Le Temps

La Suède et le mystère des voitures brûlées

- FRÉDÉRIC FAUX, STOCKHOLM

La classe politique s’interroge sur les motivation­s des incendiair­es. Les feux ont été allumés de façon coordonnée, à quelques semaines des élections

C'est le genre d'images que les Suédois n'ont pas l'habitude de voir sur leur télévision. Dans la nuit de lundi à mardi, plus de cent véhicules sont partis en fumée sur la côte ouest du pays, autour de la ville de Göteborg et dans des bourgs très tranquille­s comme Trollhätta­n, Lysekil ou Falkenberg. «Nous étions mobilisés à environ vingt endroits différents à Göteborg», a expliqué à l'agence de presse locale Johan Eklund, le coordinate­ur des services de secours.

* **Liste des activités**:
1 – Résumez en deux phrases l'article sur les voitures brûlées en Suède.
2 – D'après l'article sur les voitures brûlées en Suède, dans combien d'endroits différents de Göteborg les secours étaient-ils mobilisés ?

Entrées du jeu de données:
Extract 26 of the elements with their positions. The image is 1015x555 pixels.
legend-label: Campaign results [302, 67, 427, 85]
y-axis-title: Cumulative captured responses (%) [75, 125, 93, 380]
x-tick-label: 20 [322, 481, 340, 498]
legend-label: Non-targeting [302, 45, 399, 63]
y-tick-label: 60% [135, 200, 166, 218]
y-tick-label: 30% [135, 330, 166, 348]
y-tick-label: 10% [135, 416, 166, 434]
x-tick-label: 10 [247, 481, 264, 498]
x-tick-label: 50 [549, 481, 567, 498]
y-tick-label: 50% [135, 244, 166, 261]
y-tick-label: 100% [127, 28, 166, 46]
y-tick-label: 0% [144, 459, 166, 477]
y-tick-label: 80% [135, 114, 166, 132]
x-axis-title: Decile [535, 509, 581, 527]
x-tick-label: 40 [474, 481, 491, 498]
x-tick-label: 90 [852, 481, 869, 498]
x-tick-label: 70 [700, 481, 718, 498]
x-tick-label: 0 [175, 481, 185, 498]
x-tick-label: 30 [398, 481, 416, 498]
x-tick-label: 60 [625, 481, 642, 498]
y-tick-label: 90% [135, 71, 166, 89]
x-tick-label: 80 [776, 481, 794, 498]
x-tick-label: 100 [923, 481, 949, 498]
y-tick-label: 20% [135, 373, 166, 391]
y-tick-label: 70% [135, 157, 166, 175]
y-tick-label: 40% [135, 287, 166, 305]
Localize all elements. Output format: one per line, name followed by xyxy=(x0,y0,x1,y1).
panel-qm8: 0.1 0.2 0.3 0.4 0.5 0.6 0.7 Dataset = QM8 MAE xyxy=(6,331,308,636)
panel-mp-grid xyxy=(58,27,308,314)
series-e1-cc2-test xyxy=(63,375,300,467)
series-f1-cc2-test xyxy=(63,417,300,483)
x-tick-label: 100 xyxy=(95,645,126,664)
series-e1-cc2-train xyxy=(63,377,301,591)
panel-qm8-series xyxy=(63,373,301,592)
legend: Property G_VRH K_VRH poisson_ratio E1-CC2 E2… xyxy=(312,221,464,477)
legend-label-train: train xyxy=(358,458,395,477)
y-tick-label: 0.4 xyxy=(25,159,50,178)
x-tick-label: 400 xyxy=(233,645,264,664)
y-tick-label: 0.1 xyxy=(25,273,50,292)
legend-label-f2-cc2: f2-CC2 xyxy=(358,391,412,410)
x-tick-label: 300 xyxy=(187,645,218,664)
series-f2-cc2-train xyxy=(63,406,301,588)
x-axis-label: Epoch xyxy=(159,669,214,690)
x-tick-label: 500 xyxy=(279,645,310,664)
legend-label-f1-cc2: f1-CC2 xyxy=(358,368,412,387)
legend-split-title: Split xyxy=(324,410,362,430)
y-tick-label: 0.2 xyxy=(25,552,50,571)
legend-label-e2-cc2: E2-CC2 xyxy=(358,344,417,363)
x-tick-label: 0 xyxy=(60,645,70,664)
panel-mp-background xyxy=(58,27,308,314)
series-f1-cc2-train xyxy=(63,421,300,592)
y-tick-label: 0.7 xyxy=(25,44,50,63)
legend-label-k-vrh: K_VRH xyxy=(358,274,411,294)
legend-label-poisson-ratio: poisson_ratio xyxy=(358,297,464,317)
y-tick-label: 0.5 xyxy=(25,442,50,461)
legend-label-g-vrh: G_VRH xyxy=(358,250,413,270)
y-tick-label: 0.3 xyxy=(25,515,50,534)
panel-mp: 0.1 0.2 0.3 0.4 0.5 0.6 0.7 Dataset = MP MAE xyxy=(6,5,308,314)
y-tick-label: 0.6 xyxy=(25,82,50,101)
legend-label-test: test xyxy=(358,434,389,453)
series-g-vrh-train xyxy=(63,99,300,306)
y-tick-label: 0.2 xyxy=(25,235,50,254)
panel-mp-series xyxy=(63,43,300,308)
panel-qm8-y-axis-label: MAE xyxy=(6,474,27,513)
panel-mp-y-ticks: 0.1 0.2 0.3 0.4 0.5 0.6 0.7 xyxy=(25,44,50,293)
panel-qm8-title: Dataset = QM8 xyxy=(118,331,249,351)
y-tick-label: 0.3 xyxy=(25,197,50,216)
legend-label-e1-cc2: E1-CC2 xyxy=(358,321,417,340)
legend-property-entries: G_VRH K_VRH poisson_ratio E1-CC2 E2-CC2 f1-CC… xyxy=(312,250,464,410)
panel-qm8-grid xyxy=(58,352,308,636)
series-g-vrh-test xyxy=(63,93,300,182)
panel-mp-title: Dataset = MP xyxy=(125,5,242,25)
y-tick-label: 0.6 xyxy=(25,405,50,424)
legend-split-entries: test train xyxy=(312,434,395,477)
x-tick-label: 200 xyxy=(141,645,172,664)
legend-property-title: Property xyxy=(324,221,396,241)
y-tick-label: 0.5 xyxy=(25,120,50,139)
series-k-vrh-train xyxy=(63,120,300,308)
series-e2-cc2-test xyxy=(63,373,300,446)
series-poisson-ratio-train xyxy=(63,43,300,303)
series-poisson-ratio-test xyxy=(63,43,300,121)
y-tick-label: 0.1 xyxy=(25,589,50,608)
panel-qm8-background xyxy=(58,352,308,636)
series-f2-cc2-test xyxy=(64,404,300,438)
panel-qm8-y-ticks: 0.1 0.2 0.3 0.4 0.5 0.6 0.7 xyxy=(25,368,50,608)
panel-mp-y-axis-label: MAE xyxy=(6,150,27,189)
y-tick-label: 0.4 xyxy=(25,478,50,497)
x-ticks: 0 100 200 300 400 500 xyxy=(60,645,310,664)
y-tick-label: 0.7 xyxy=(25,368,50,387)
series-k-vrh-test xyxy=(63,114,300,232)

* **Réponses successives**:
1 – Dans la nuit de lundi à mardi, plus de cent véhicules ont brûlé sur la côte ouest de la Suède, autour de Göteborg et dans des bourgs tranquilles comme Trollhättan, Lysekil ou Falkenberg. Ces feux ont été allumés de façon coordonnée, à quelques semaines des élections, et la classe politique s'interroge sur les motivations des incendiaires.

2 – Dans environ vingt endroits différents.